SELECTED PASSAGE
○ ○ ○ ○ ○ ○ ○
So, thank you Maan agency.

“The Security Council,

Recalling its relevant resolutions, including resolutions 242 (1967), 338 (1973), 446 (1979), 452 (1979), 465 (1980), 476 (1980), 478 (1980), 1397 (2002), 1515 (2003), and 1850 (2008),

Reaffirming the applicability of the Geneva Convention relative to the Protection of Civilian Persons in Time of War, of 12 August 1949, to the Palestinian Territory, including East Jerusalem, and the other Arab territories occupied since 1967,

Reaffirming that all Israeli settlement activities in the Occupied Palestinian Territory, including East Jerusalem, are illegal and constitute a major obstacle to the achievement of peace on the basis of the two-State solution,

Condemning the continuation of settlement activities by Israel, the occupying Power, in the Occupied Palestinian Territory, including East Jerusalem, and of all other measures aimed at altering the demographic composition, character and status of the Territory, in violation of international humanitarian law and relevant resolutions,

Bearing in mind also the obligation under the Quartet Roadmap, endorsed by its resolution 1515 (2003), for a freeze by Israel of all settlement activity, including “natural growth”, and the dismantlement of all settlement outposts erected since March 2001,

Reiterating its vision of a region where two democratic States, Israel and Palestine, live side by side in peace within secure and recognized borders,

Taking note of the strong support expressed by the Quartet for the resumption of Israeli-Palestinian negotiations for the resolution of all final status issues within one year,

Stressing the urgency of achieving a just, comprehensive and lasting peace on the basis of the relevant resolutions, the Madrid terms of reference, including the principle of land for peace, the Arab Peace Initiative and the Quartet Roadmap,

Reaffirms that the Israeli settlements established in the Palestinian Territory occupied since 1967, including East Jerusalem, are illegal and constitute a major obstacle to the achievement of a just, lasting and comprehensive peace;

Reiterates its demand that Israel, the occupying Power, immediately and completely ceases all settlement activities in the Occupied Palestinian Territory, including East Jerusalem, and that it fully respect all of its legal obligations in this regard;

Calls upon both parties to act on the basis of international law and their previous agreements and obligations, including under the Roadmap, aimed, inter alia, at improving the situation on the ground, building confidence and creating the conditions necessary for promoting the peace process;

Calls upon all parties to continue, in the interest of the promotion of peace and security, with their negotiations on the final status issues in the Middle East peace process according to its agreed terms of reference and within the timeframe specified by the Quartet in its statement of 21 September 2010;

Urges in this regard the intensification of international and regional diplomatic efforts to support and invigorate the peace process towards the achievement of a comprehensive, just and lasting peace in the Middle East”
○ ○ ○ ○ ○ ○ ○
TASKS TO CARRY OUT
a: Say whether each statement agrees with the Security Council text on settlements, answering yes or no and quoting the words that decide it: (i) The text recalls resolution 1850 (2008). (ii) The Quartet Roadmap obligation covers dismantling all settlement outposts erected since March 2001. (iii) The timeframe for negotiations is the one the Quartet specified in its statement of 21 September 2011.
b: Write the next part of the Security Council text on settlements, picking up after its final paragraph.

ENTRIES SHOWN
○ ○ ○ ○ ○ ○ ○
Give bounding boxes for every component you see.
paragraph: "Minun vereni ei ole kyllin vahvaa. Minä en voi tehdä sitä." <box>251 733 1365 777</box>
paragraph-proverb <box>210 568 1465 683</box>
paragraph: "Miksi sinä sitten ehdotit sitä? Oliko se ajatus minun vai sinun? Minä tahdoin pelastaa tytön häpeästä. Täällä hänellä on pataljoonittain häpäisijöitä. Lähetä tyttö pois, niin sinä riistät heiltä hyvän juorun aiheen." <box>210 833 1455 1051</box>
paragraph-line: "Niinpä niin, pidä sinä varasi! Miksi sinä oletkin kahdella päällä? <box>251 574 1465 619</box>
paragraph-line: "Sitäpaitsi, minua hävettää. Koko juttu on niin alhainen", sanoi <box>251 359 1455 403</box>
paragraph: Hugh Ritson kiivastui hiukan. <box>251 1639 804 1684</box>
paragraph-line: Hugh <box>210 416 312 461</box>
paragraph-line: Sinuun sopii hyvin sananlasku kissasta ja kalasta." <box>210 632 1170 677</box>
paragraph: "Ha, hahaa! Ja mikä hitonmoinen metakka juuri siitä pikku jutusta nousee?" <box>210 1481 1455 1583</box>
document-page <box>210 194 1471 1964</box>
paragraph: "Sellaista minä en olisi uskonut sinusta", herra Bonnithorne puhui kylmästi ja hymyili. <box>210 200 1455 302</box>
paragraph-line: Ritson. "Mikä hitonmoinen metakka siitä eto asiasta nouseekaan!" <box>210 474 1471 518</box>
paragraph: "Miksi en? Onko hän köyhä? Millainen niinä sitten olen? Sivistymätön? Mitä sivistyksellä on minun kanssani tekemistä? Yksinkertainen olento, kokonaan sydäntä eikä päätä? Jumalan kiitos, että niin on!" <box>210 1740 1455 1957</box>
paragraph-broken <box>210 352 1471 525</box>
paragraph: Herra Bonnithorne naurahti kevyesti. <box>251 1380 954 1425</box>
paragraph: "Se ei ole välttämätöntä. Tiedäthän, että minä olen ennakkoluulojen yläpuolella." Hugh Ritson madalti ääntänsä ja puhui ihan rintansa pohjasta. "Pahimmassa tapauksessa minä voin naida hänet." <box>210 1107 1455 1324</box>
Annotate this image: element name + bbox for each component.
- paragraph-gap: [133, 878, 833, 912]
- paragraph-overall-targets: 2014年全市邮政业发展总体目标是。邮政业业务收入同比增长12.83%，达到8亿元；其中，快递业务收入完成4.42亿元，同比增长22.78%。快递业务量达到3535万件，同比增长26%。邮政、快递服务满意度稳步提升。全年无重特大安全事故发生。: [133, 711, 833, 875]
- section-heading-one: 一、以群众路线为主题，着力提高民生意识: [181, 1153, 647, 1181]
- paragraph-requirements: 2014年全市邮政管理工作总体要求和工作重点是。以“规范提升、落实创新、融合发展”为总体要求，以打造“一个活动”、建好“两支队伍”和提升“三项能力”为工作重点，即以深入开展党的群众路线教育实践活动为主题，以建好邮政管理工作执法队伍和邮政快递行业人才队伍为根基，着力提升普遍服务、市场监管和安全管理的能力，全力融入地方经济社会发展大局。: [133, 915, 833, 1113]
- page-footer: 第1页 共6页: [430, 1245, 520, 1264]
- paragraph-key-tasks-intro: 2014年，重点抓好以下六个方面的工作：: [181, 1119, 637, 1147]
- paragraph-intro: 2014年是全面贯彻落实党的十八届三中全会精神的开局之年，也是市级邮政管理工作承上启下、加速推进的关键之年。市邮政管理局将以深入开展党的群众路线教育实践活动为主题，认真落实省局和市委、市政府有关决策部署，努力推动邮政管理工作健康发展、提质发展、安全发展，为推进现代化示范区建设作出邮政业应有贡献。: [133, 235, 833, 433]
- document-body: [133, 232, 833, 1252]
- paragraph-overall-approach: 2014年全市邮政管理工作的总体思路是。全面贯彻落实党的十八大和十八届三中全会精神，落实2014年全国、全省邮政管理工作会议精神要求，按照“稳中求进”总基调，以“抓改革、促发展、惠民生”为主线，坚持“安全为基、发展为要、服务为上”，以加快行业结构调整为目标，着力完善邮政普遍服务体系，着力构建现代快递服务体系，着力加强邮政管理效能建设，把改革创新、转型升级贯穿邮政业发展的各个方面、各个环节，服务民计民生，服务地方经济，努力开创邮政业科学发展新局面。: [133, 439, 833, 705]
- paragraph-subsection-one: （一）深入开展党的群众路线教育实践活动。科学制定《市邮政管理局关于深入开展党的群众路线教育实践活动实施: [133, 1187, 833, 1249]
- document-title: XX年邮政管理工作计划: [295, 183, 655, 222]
○ ○ ○ ○ ○ ○ ○
ANSWERS
a:
(i) Yes: "1515 (2003), and 1850 (2008)"
(ii) Yes: "the dismantlement of all settlement outposts erected since March 2001"
(iii) No: "within the timeframe specified by the Quartet in its statement of 21 September 2010"

b:
The ONLY word that I object to in the whole resolution, the only word of disagreement that I bear, is the word “THE settlements” in 8th paragraph.

And, oh what a critical word.

Many dissenters have reasonably (and some unreasonably) criticized the US veto of the resolution. Jerry Haber (a pseudonym, I forgot his real name) posted two articles on the veto. and

He makes excellent points supporting every word in the resolution except for the word “THE” that I’ve bolded.

He speaks of the absence of consistency of US policy on the settlements, specifically, that the US supported a 1969 resolution insisting that Israel cease and renounce settlement creation in East Jerusalem, and then later in the West Bank. Since that time, the US has verbally opposed Israeli settlement activity, but voted no on all (I actually don’t know if it is “all”) general assembly resolutions, and vetoed security council resolutions on settlements.

It was ONLY in George W Bush’s administration that the US policy towards settlements officially and overtly changed to more than turning a blind eye acceptance. He was the first US president not to condemn the Israeli annexation of East Jerusalem. I don’t remember his wording.

Back to the word “THE”. The problem with the word is that it becomes law. Every other line in the resolution refers to current settlement expansion. That word is the sole reference to a blanket statement that all settlements, and by extension all Jewish/Israeli residence in the West Bank is illegal, and by UN decree.

According to Jerry Haber’s reasoned presentation, the nature of Israeli obligation as an occupying power (still, following the 67 war) is to maintain temporary administration and to maintain the demographic status quo, and to not prejudice the ultimate settlement patterns of the occupied regions. Further, that according to the 1949 Geneva conventions, acquisition of territory in war and  certainly subsequent to war, is legally inadmissable.

The duration of the Israeli occupation, and the difficulty in maintaining a static relationship of population and land use for that time period, is inevitably strained, nearly impossible to maintain (including prohibiting Palestinian expansion of territory in use), thereby putting the whole law into question. That is a much bigger topic, and subject to all kinds of opportunism, which I prefer to avoid and prohibit even.

There is though a double standard at play with regard to the settlements. The majority of settlement land is expropriated. I don’t dispute that. A minority however was land purchased and owned by Jewish Zionist organizations that were taken in war by Jordan in 1948, and Jewish residence was prohibited. The land was ethnically cleansed of Jews, Jewish owners,  a legally inadmissable action per the 1949 Geneva Accords.

To claim that THE settlements are illegal are then to flaunt that law that Palestinians seek the protection of. It declares that those residents are not returning to their homes after wartime, but are prohibited from doing so.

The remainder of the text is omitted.